## Given data
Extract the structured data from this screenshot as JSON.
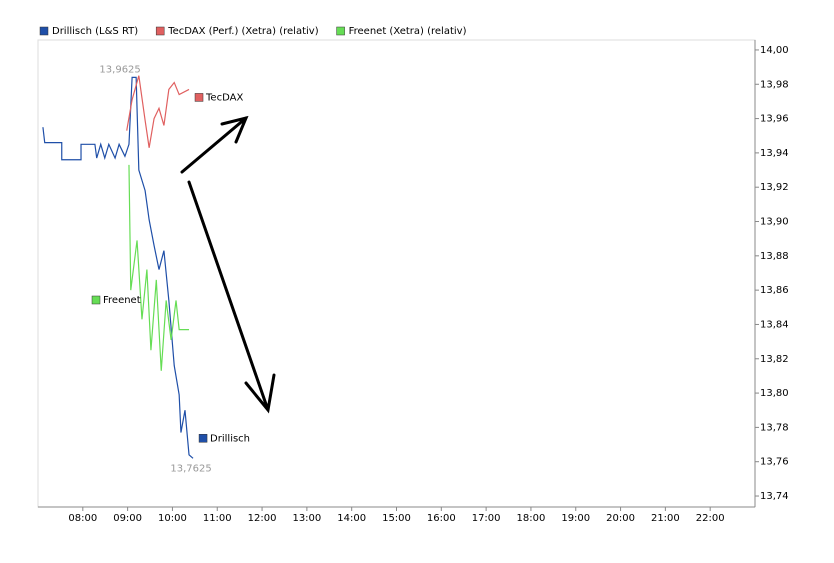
{
  "chart_data": {
    "type": "line",
    "legend": "top-left",
    "grid": false,
    "xlim": [
      7,
      23
    ],
    "xticks": [
      {
        "value": 8,
        "label": "08:00"
      },
      {
        "value": 9,
        "label": "09:00"
      },
      {
        "value": 10,
        "label": "10:00"
      },
      {
        "value": 11,
        "label": "11:00"
      },
      {
        "value": 12,
        "label": "12:00"
      },
      {
        "value": 13,
        "label": "13:00"
      },
      {
        "value": 14,
        "label": "14:00"
      },
      {
        "value": 15,
        "label": "15:00"
      },
      {
        "value": 16,
        "label": "16:00"
      },
      {
        "value": 17,
        "label": "17:00"
      },
      {
        "value": 18,
        "label": "18:00"
      },
      {
        "value": 19,
        "label": "19:00"
      },
      {
        "value": 20,
        "label": "20:00"
      },
      {
        "value": 21,
        "label": "21:00"
      },
      {
        "value": 22,
        "label": "22:00"
      }
    ],
    "ylim": [
      13.7336,
      14.0058
    ],
    "yticks": [
      {
        "value": 13.74,
        "label": "13,74"
      },
      {
        "value": 13.76,
        "label": "13,76"
      },
      {
        "value": 13.78,
        "label": "13,78"
      },
      {
        "value": 13.8,
        "label": "13,80"
      },
      {
        "value": 13.82,
        "label": "13,82"
      },
      {
        "value": 13.84,
        "label": "13,84"
      },
      {
        "value": 13.86,
        "label": "13,86"
      },
      {
        "value": 13.88,
        "label": "13,88"
      },
      {
        "value": 13.9,
        "label": "13,90"
      },
      {
        "value": 13.92,
        "label": "13,92"
      },
      {
        "value": 13.94,
        "label": "13,94"
      },
      {
        "value": 13.96,
        "label": "13,96"
      },
      {
        "value": 13.98,
        "label": "13,98"
      },
      {
        "value": 14,
        "label": "14,00"
      }
    ],
    "annotations": [
      "13,9625",
      "13,7625"
    ],
    "series": [
      {
        "name": "Drillisch (L&S RT)",
        "label": "Drillisch",
        "color": "#1f4fa8",
        "x": [
          7.11,
          7.15,
          7.53,
          7.53,
          7.96,
          7.96,
          8.27,
          8.31,
          8.4,
          8.49,
          8.58,
          8.72,
          8.81,
          8.94,
          9.03,
          9.1,
          9.19,
          9.25,
          9.39,
          9.48,
          9.59,
          9.7,
          9.81,
          9.92,
          10.04,
          10.15,
          10.19,
          10.28,
          10.37,
          10.46
        ],
        "values": [
          13.955,
          13.946,
          13.946,
          13.936,
          13.936,
          13.945,
          13.945,
          13.937,
          13.945,
          13.937,
          13.945,
          13.937,
          13.945,
          13.938,
          13.945,
          13.984,
          13.984,
          13.93,
          13.918,
          13.901,
          13.886,
          13.872,
          13.883,
          13.854,
          13.816,
          13.799,
          13.777,
          13.79,
          13.764,
          13.762
        ]
      },
      {
        "name": "TecDAX (Perf.) (Xetra) (relativ)",
        "label": "TecDAX",
        "color": "#e06060",
        "x": [
          8.98,
          9.1,
          9.25,
          9.39,
          9.48,
          9.59,
          9.7,
          9.81,
          9.92,
          10.04,
          10.15,
          10.37
        ],
        "values": [
          13.953,
          13.971,
          13.985,
          13.959,
          13.943,
          13.96,
          13.966,
          13.956,
          13.977,
          13.981,
          13.974,
          13.977
        ]
      },
      {
        "name": "Freenet (Xetra) (relativ)",
        "label": "Freenet",
        "color": "#66dd55",
        "x": [
          9.03,
          9.07,
          9.21,
          9.32,
          9.43,
          9.52,
          9.64,
          9.75,
          9.86,
          9.97,
          10.08,
          10.15,
          10.37
        ],
        "values": [
          13.933,
          13.86,
          13.889,
          13.843,
          13.872,
          13.825,
          13.866,
          13.813,
          13.854,
          13.831,
          13.854,
          13.837,
          13.837
        ]
      }
    ]
  }
}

## Job
All records must be output exactly as they are, except for the pictures, which are left out.

## Answer to this problem
Extract the structured data from this screenshot as JSON.
{
  "chart_data": {
    "type": "line",
    "legend": "top-left",
    "grid": false,
    "xlim": [
      7,
      23
    ],
    "xticks": [
      {
        "value": 8,
        "label": "08:00"
      },
      {
        "value": 9,
        "label": "09:00"
      },
      {
        "value": 10,
        "label": "10:00"
      },
      {
        "value": 11,
        "label": "11:00"
      },
      {
        "value": 12,
        "label": "12:00"
      },
      {
        "value": 13,
        "label": "13:00"
      },
      {
        "value": 14,
        "label": "14:00"
      },
      {
        "value": 15,
        "label": "15:00"
      },
      {
        "value": 16,
        "label": "16:00"
      },
      {
        "value": 17,
        "label": "17:00"
      },
      {
        "value": 18,
        "label": "18:00"
      },
      {
        "value": 19,
        "label": "19:00"
      },
      {
        "value": 20,
        "label": "20:00"
      },
      {
        "value": 21,
        "label": "21:00"
      },
      {
        "value": 22,
        "label": "22:00"
      }
    ],
    "ylim": [
      13.7336,
      14.0058
    ],
    "yticks": [
      {
        "value": 13.74,
        "label": "13,74"
      },
      {
        "value": 13.76,
        "label": "13,76"
      },
      {
        "value": 13.78,
        "label": "13,78"
      },
      {
        "value": 13.8,
        "label": "13,80"
      },
      {
        "value": 13.82,
        "label": "13,82"
      },
      {
        "value": 13.84,
        "label": "13,84"
      },
      {
        "value": 13.86,
        "label": "13,86"
      },
      {
        "value": 13.88,
        "label": "13,88"
      },
      {
        "value": 13.9,
        "label": "13,90"
      },
      {
        "value": 13.92,
        "label": "13,92"
      },
      {
        "value": 13.94,
        "label": "13,94"
      },
      {
        "value": 13.96,
        "label": "13,96"
      },
      {
        "value": 13.98,
        "label": "13,98"
      },
      {
        "value": 14,
        "label": "14,00"
      }
    ],
    "annotations": [
      "13,9625",
      "13,7625"
    ],
    "series": [
      {
        "name": "Drillisch (L&S RT)",
        "label": "Drillisch",
        "color": "#1f4fa8",
        "x": [
          7.11,
          7.15,
          7.53,
          7.53,
          7.96,
          7.96,
          8.27,
          8.31,
          8.4,
          8.49,
          8.58,
          8.72,
          8.81,
          8.94,
          9.03,
          9.1,
          9.19,
          9.25,
          9.39,
          9.48,
          9.59,
          9.7,
          9.81,
          9.92,
          10.04,
          10.15,
          10.19,
          10.28,
          10.37,
          10.46
        ],
        "values": [
          13.955,
          13.946,
          13.946,
          13.936,
          13.936,
          13.945,
          13.945,
          13.937,
          13.945,
          13.937,
          13.945,
          13.937,
          13.945,
          13.938,
          13.945,
          13.984,
          13.984,
          13.93,
          13.918,
          13.901,
          13.886,
          13.872,
          13.883,
          13.854,
          13.816,
          13.799,
          13.777,
          13.79,
          13.764,
          13.762
        ]
      },
      {
        "name": "TecDAX (Perf.) (Xetra) (relativ)",
        "label": "TecDAX",
        "color": "#e06060",
        "x": [
          8.98,
          9.1,
          9.25,
          9.39,
          9.48,
          9.59,
          9.7,
          9.81,
          9.92,
          10.04,
          10.15,
          10.37
        ],
        "values": [
          13.953,
          13.971,
          13.985,
          13.959,
          13.943,
          13.96,
          13.966,
          13.956,
          13.977,
          13.981,
          13.974,
          13.977
        ]
      },
      {
        "name": "Freenet (Xetra) (relativ)",
        "label": "Freenet",
        "color": "#66dd55",
        "x": [
          9.03,
          9.07,
          9.21,
          9.32,
          9.43,
          9.52,
          9.64,
          9.75,
          9.86,
          9.97,
          10.08,
          10.15,
          10.37
        ],
        "values": [
          13.933,
          13.86,
          13.889,
          13.843,
          13.872,
          13.825,
          13.866,
          13.813,
          13.854,
          13.831,
          13.854,
          13.837,
          13.837
        ]
      }
    ]
  }
}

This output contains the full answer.